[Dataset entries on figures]
::::
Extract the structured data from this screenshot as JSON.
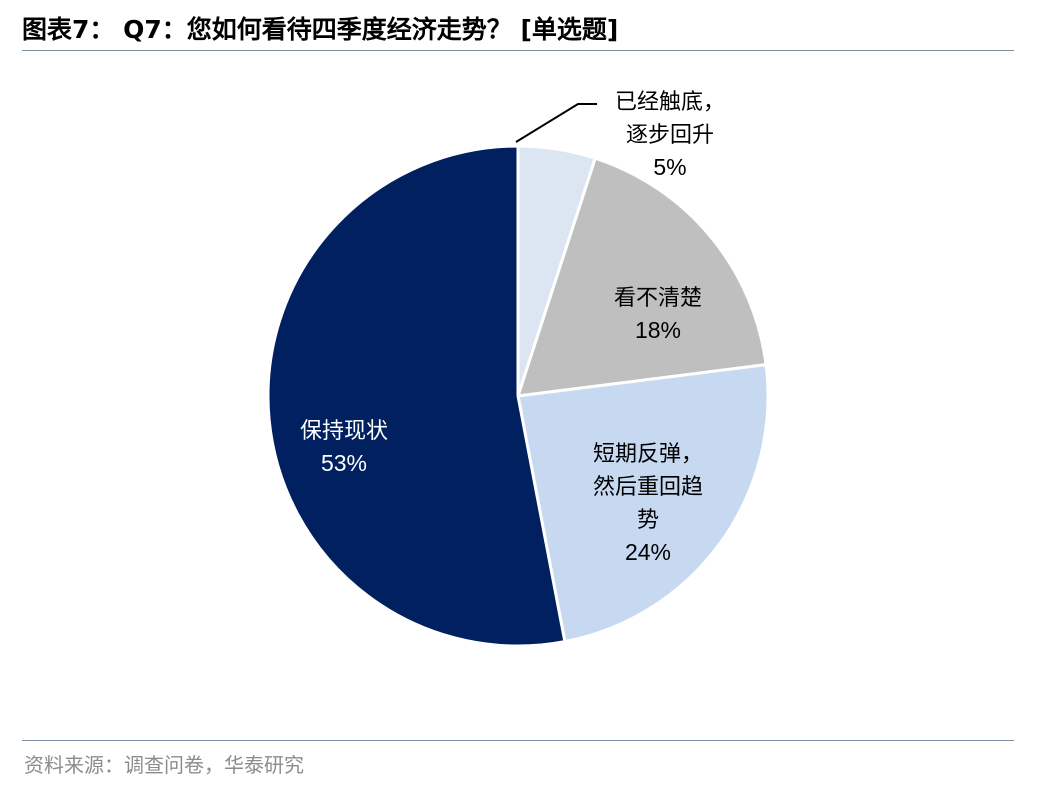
{
  "header": {
    "title": "图表7： Q7：您如何看待四季度经济走势？ [单选题]"
  },
  "footer": {
    "source": "资料来源：调查问卷，华泰研究"
  },
  "colors": {
    "rule": "#7f8fa6",
    "slice_edge": "#ffffff"
  },
  "chart_data": {
    "type": "pie",
    "title": "Q7：您如何看待四季度经济走势？ [单选题]",
    "start": "12 o'clock",
    "direction": "clockwise",
    "slices": [
      {
        "label": "已经触底，逐步回升",
        "lines": [
          "已经触底，",
          "逐步回升"
        ],
        "value": 5,
        "pct_label": "5%",
        "color": "#dce6f2",
        "text_color": "#000000",
        "leader_line": true
      },
      {
        "label": "看不清楚",
        "lines": [
          "看不清楚"
        ],
        "value": 18,
        "pct_label": "18%",
        "color": "#bfbfbf",
        "text_color": "#000000",
        "leader_line": false
      },
      {
        "label": "短期反弹，然后重回趋势",
        "lines": [
          "短期反弹，",
          "然后重回趋",
          "势"
        ],
        "value": 24,
        "pct_label": "24%",
        "color": "#c6d9f1",
        "text_color": "#000000",
        "leader_line": false
      },
      {
        "label": "保持现状",
        "lines": [
          "保持现状"
        ],
        "value": 53,
        "pct_label": "53%",
        "color": "#002060",
        "text_color": "#ffffff",
        "leader_line": false
      }
    ]
  }
}
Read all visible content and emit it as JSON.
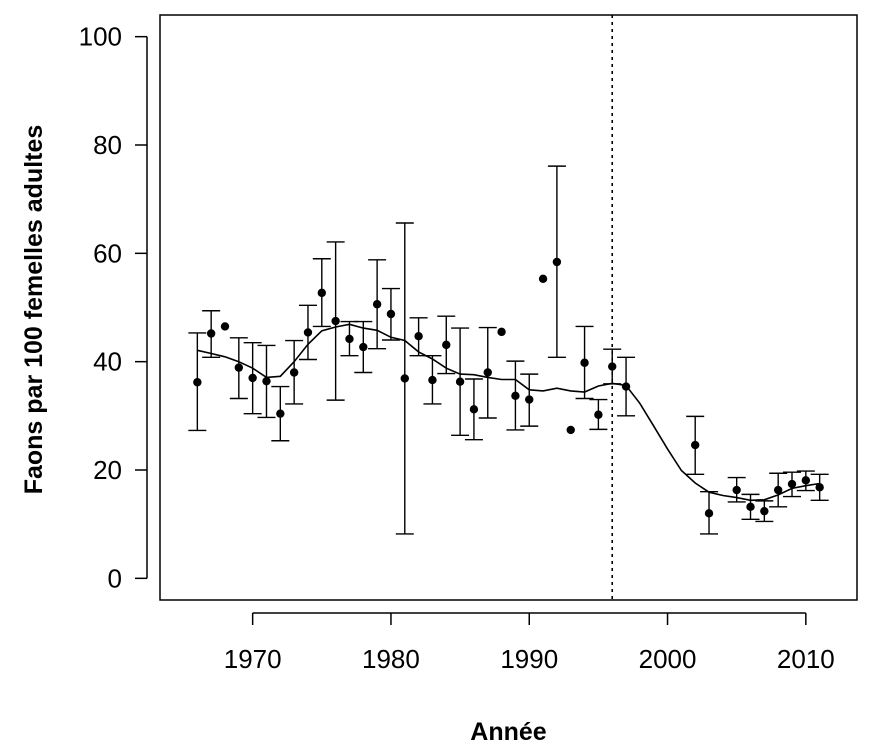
{
  "chart_data": {
    "type": "scatter",
    "title": "",
    "xlabel": "Année",
    "ylabel": "Faons par 100 femelles adultes",
    "xlim": [
      1963.3,
      2013.7
    ],
    "ylim": [
      -4,
      104
    ],
    "xticks": [
      1970,
      1980,
      1990,
      2000,
      2010
    ],
    "yticks": [
      0,
      20,
      40,
      60,
      80,
      100
    ],
    "xtick_labels": [
      "1970",
      "1980",
      "1990",
      "2000",
      "2010"
    ],
    "ytick_labels": [
      "0",
      "20",
      "40",
      "60",
      "80",
      "100"
    ],
    "grid": false,
    "legend": "none",
    "vertical_reference_line": {
      "x": 1996,
      "style": "dotted"
    },
    "points": [
      {
        "x": 1966,
        "y": 36.2,
        "low": 27.3,
        "high": 45.3
      },
      {
        "x": 1967,
        "y": 45.2,
        "low": 40.8,
        "high": 49.4
      },
      {
        "x": 1968,
        "y": 46.5
      },
      {
        "x": 1969,
        "y": 38.9,
        "low": 33.2,
        "high": 44.4
      },
      {
        "x": 1970,
        "y": 37.0,
        "low": 30.4,
        "high": 43.5
      },
      {
        "x": 1971,
        "y": 36.4,
        "low": 29.7,
        "high": 43.0
      },
      {
        "x": 1972,
        "y": 30.4,
        "low": 25.4,
        "high": 35.4
      },
      {
        "x": 1973,
        "y": 38.0,
        "low": 32.2,
        "high": 43.9
      },
      {
        "x": 1974,
        "y": 45.4,
        "low": 40.4,
        "high": 50.4
      },
      {
        "x": 1975,
        "y": 52.7,
        "low": 46.5,
        "high": 59.0
      },
      {
        "x": 1976,
        "y": 47.5,
        "low": 32.9,
        "high": 62.1
      },
      {
        "x": 1977,
        "y": 44.2,
        "low": 41.1,
        "high": 47.4
      },
      {
        "x": 1978,
        "y": 42.7,
        "low": 38.0,
        "high": 47.4
      },
      {
        "x": 1979,
        "y": 50.6,
        "low": 42.4,
        "high": 58.8
      },
      {
        "x": 1980,
        "y": 48.8,
        "low": 44.0,
        "high": 53.5
      },
      {
        "x": 1981,
        "y": 36.9,
        "low": 8.2,
        "high": 65.6
      },
      {
        "x": 1982,
        "y": 44.7,
        "low": 41.1,
        "high": 48.1
      },
      {
        "x": 1983,
        "y": 36.6,
        "low": 32.2,
        "high": 41.1
      },
      {
        "x": 1984,
        "y": 43.1,
        "low": 37.8,
        "high": 48.4
      },
      {
        "x": 1985,
        "y": 36.3,
        "low": 26.4,
        "high": 46.2
      },
      {
        "x": 1986,
        "y": 31.2,
        "low": 25.6,
        "high": 36.8
      },
      {
        "x": 1987,
        "y": 38.0,
        "low": 29.6,
        "high": 46.3
      },
      {
        "x": 1988,
        "y": 45.5
      },
      {
        "x": 1989,
        "y": 33.7,
        "low": 27.4,
        "high": 40.1
      },
      {
        "x": 1990,
        "y": 33.0,
        "low": 28.1,
        "high": 37.7
      },
      {
        "x": 1991,
        "y": 55.3
      },
      {
        "x": 1992,
        "y": 58.4,
        "low": 40.8,
        "high": 76.1
      },
      {
        "x": 1993,
        "y": 27.4
      },
      {
        "x": 1994,
        "y": 39.8,
        "low": 33.2,
        "high": 46.5
      },
      {
        "x": 1995,
        "y": 30.2,
        "low": 27.5,
        "high": 33.0
      },
      {
        "x": 1996,
        "y": 39.1,
        "low": 35.9,
        "high": 42.3
      },
      {
        "x": 1997,
        "y": 35.4,
        "low": 30.0,
        "high": 40.8
      },
      {
        "x": 2002,
        "y": 24.6,
        "low": 19.2,
        "high": 29.9
      },
      {
        "x": 2003,
        "y": 12.0,
        "low": 8.2,
        "high": 16.0
      },
      {
        "x": 2005,
        "y": 16.3,
        "low": 14.1,
        "high": 18.6
      },
      {
        "x": 2006,
        "y": 13.2,
        "low": 10.9,
        "high": 15.5
      },
      {
        "x": 2007,
        "y": 12.4,
        "low": 10.5,
        "high": 14.3
      },
      {
        "x": 2008,
        "y": 16.3,
        "low": 13.2,
        "high": 19.4
      },
      {
        "x": 2009,
        "y": 17.4,
        "low": 15.1,
        "high": 19.6
      },
      {
        "x": 2010,
        "y": 18.1,
        "low": 16.2,
        "high": 19.8
      },
      {
        "x": 2011,
        "y": 16.8,
        "low": 14.4,
        "high": 19.2
      }
    ],
    "trend_line": {
      "x": [
        1966,
        1967,
        1968,
        1969,
        1970,
        1971,
        1972,
        1973,
        1974,
        1975,
        1976,
        1977,
        1978,
        1979,
        1980,
        1981,
        1982,
        1983,
        1984,
        1985,
        1986,
        1987,
        1988,
        1989,
        1990,
        1991,
        1992,
        1993,
        1994,
        1995,
        1996,
        1997,
        1998,
        1999,
        2000,
        2001,
        2002,
        2003,
        2004,
        2005,
        2006,
        2007,
        2008,
        2009,
        2010,
        2011
      ],
      "y": [
        42.1,
        41.5,
        40.9,
        40.0,
        38.8,
        37.1,
        37.3,
        40.0,
        43.2,
        45.7,
        46.4,
        46.9,
        46.2,
        45.8,
        44.5,
        43.9,
        41.8,
        40.5,
        38.8,
        37.7,
        37.6,
        37.1,
        36.7,
        36.7,
        34.8,
        34.6,
        35.1,
        34.6,
        34.4,
        35.5,
        36.0,
        35.6,
        32.3,
        28.1,
        23.9,
        19.9,
        17.6,
        15.9,
        15.3,
        14.9,
        14.4,
        14.5,
        15.4,
        16.6,
        17.1,
        17.5
      ]
    }
  }
}
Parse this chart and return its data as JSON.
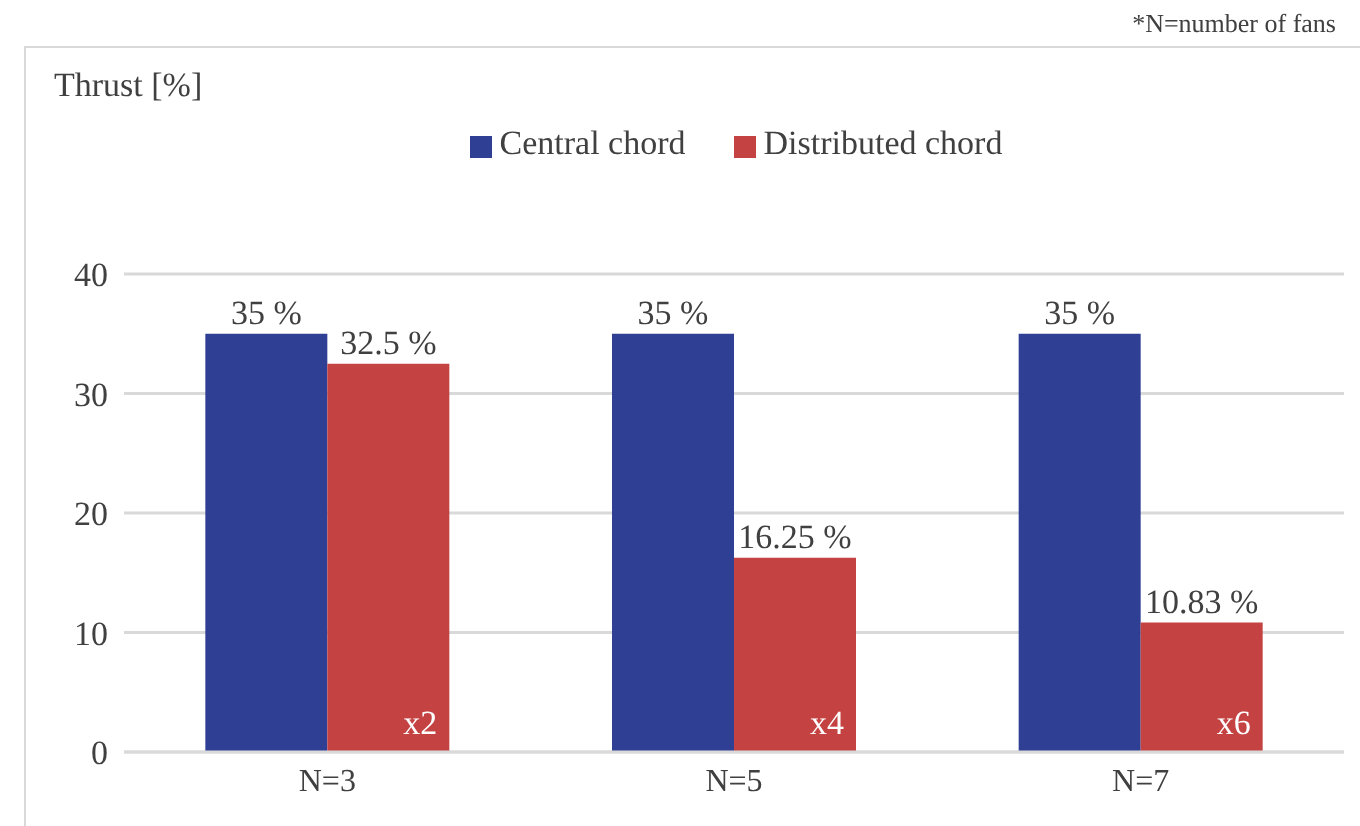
::::
→ **What is asked**
Repeat the material above word for word, please, apart from its images.

→ **Full solution**
Extract the structured data from this screenshot as JSON.
{
  "header": {
    "title": "图表7： Q7：您如何看待四季度经济走势？ [单选题]"
  },
  "footer": {
    "source": "资料来源：调查问卷，华泰研究"
  },
  "colors": {
    "rule": "#7f8fa6",
    "slice_edge": "#ffffff"
  },
  "chart_data": {
    "type": "pie",
    "title": "Q7：您如何看待四季度经济走势？ [单选题]",
    "start": "12 o'clock",
    "direction": "clockwise",
    "slices": [
      {
        "label": "已经触底，逐步回升",
        "lines": [
          "已经触底，",
          "逐步回升"
        ],
        "value": 5,
        "pct_label": "5%",
        "color": "#dce6f2",
        "text_color": "#000000",
        "leader_line": true
      },
      {
        "label": "看不清楚",
        "lines": [
          "看不清楚"
        ],
        "value": 18,
        "pct_label": "18%",
        "color": "#bfbfbf",
        "text_color": "#000000",
        "leader_line": false
      },
      {
        "label": "短期反弹，然后重回趋势",
        "lines": [
          "短期反弹，",
          "然后重回趋",
          "势"
        ],
        "value": 24,
        "pct_label": "24%",
        "color": "#c6d9f1",
        "text_color": "#000000",
        "leader_line": false
      },
      {
        "label": "保持现状",
        "lines": [
          "保持现状"
        ],
        "value": 53,
        "pct_label": "53%",
        "color": "#002060",
        "text_color": "#ffffff",
        "leader_line": false
      }
    ]
  }
}
Read all visible content and emit it as JSON.
{
  "chart_data": {
    "type": "scatter",
    "title": "",
    "xlabel": "Année",
    "ylabel": "Faons par 100 femelles adultes",
    "xlim": [
      1963.3,
      2013.7
    ],
    "ylim": [
      -4,
      104
    ],
    "xticks": [
      1970,
      1980,
      1990,
      2000,
      2010
    ],
    "yticks": [
      0,
      20,
      40,
      60,
      80,
      100
    ],
    "xtick_labels": [
      "1970",
      "1980",
      "1990",
      "2000",
      "2010"
    ],
    "ytick_labels": [
      "0",
      "20",
      "40",
      "60",
      "80",
      "100"
    ],
    "grid": false,
    "legend": "none",
    "vertical_reference_line": {
      "x": 1996,
      "style": "dotted"
    },
    "points": [
      {
        "x": 1966,
        "y": 36.2,
        "low": 27.3,
        "high": 45.3
      },
      {
        "x": 1967,
        "y": 45.2,
        "low": 40.8,
        "high": 49.4
      },
      {
        "x": 1968,
        "y": 46.5
      },
      {
        "x": 1969,
        "y": 38.9,
        "low": 33.2,
        "high": 44.4
      },
      {
        "x": 1970,
        "y": 37.0,
        "low": 30.4,
        "high": 43.5
      },
      {
        "x": 1971,
        "y": 36.4,
        "low": 29.7,
        "high": 43.0
      },
      {
        "x": 1972,
        "y": 30.4,
        "low": 25.4,
        "high": 35.4
      },
      {
        "x": 1973,
        "y": 38.0,
        "low": 32.2,
        "high": 43.9
      },
      {
        "x": 1974,
        "y": 45.4,
        "low": 40.4,
        "high": 50.4
      },
      {
        "x": 1975,
        "y": 52.7,
        "low": 46.5,
        "high": 59.0
      },
      {
        "x": 1976,
        "y": 47.5,
        "low": 32.9,
        "high": 62.1
      },
      {
        "x": 1977,
        "y": 44.2,
        "low": 41.1,
        "high": 47.4
      },
      {
        "x": 1978,
        "y": 42.7,
        "low": 38.0,
        "high": 47.4
      },
      {
        "x": 1979,
        "y": 50.6,
        "low": 42.4,
        "high": 58.8
      },
      {
        "x": 1980,
        "y": 48.8,
        "low": 44.0,
        "high": 53.5
      },
      {
        "x": 1981,
        "y": 36.9,
        "low": 8.2,
        "high": 65.6
      },
      {
        "x": 1982,
        "y": 44.7,
        "low": 41.1,
        "high": 48.1
      },
      {
        "x": 1983,
        "y": 36.6,
        "low": 32.2,
        "high": 41.1
      },
      {
        "x": 1984,
        "y": 43.1,
        "low": 37.8,
        "high": 48.4
      },
      {
        "x": 1985,
        "y": 36.3,
        "low": 26.4,
        "high": 46.2
      },
      {
        "x": 1986,
        "y": 31.2,
        "low": 25.6,
        "high": 36.8
      },
      {
        "x": 1987,
        "y": 38.0,
        "low": 29.6,
        "high": 46.3
      },
      {
        "x": 1988,
        "y": 45.5
      },
      {
        "x": 1989,
        "y": 33.7,
        "low": 27.4,
        "high": 40.1
      },
      {
        "x": 1990,
        "y": 33.0,
        "low": 28.1,
        "high": 37.7
      },
      {
        "x": 1991,
        "y": 55.3
      },
      {
        "x": 1992,
        "y": 58.4,
        "low": 40.8,
        "high": 76.1
      },
      {
        "x": 1993,
        "y": 27.4
      },
      {
        "x": 1994,
        "y": 39.8,
        "low": 33.2,
        "high": 46.5
      },
      {
        "x": 1995,
        "y": 30.2,
        "low": 27.5,
        "high": 33.0
      },
      {
        "x": 1996,
        "y": 39.1,
        "low": 35.9,
        "high": 42.3
      },
      {
        "x": 1997,
        "y": 35.4,
        "low": 30.0,
        "high": 40.8
      },
      {
        "x": 2002,
        "y": 24.6,
        "low": 19.2,
        "high": 29.9
      },
      {
        "x": 2003,
        "y": 12.0,
        "low": 8.2,
        "high": 16.0
      },
      {
        "x": 2005,
        "y": 16.3,
        "low": 14.1,
        "high": 18.6
      },
      {
        "x": 2006,
        "y": 13.2,
        "low": 10.9,
        "high": 15.5
      },
      {
        "x": 2007,
        "y": 12.4,
        "low": 10.5,
        "high": 14.3
      },
      {
        "x": 2008,
        "y": 16.3,
        "low": 13.2,
        "high": 19.4
      },
      {
        "x": 2009,
        "y": 17.4,
        "low": 15.1,
        "high": 19.6
      },
      {
        "x": 2010,
        "y": 18.1,
        "low": 16.2,
        "high": 19.8
      },
      {
        "x": 2011,
        "y": 16.8,
        "low": 14.4,
        "high": 19.2
      }
    ],
    "trend_line": {
      "x": [
        1966,
        1967,
        1968,
        1969,
        1970,
        1971,
        1972,
        1973,
        1974,
        1975,
        1976,
        1977,
        1978,
        1979,
        1980,
        1981,
        1982,
        1983,
        1984,
        1985,
        1986,
        1987,
        1988,
        1989,
        1990,
        1991,
        1992,
        1993,
        1994,
        1995,
        1996,
        1997,
        1998,
        1999,
        2000,
        2001,
        2002,
        2003,
        2004,
        2005,
        2006,
        2007,
        2008,
        2009,
        2010,
        2011
      ],
      "y": [
        42.1,
        41.5,
        40.9,
        40.0,
        38.8,
        37.1,
        37.3,
        40.0,
        43.2,
        45.7,
        46.4,
        46.9,
        46.2,
        45.8,
        44.5,
        43.9,
        41.8,
        40.5,
        38.8,
        37.7,
        37.6,
        37.1,
        36.7,
        36.7,
        34.8,
        34.6,
        35.1,
        34.6,
        34.4,
        35.5,
        36.0,
        35.6,
        32.3,
        28.1,
        23.9,
        19.9,
        17.6,
        15.9,
        15.3,
        14.9,
        14.4,
        14.5,
        15.4,
        16.6,
        17.1,
        17.5
      ]
    }
  }
}
Parse this chart and return its data as JSON.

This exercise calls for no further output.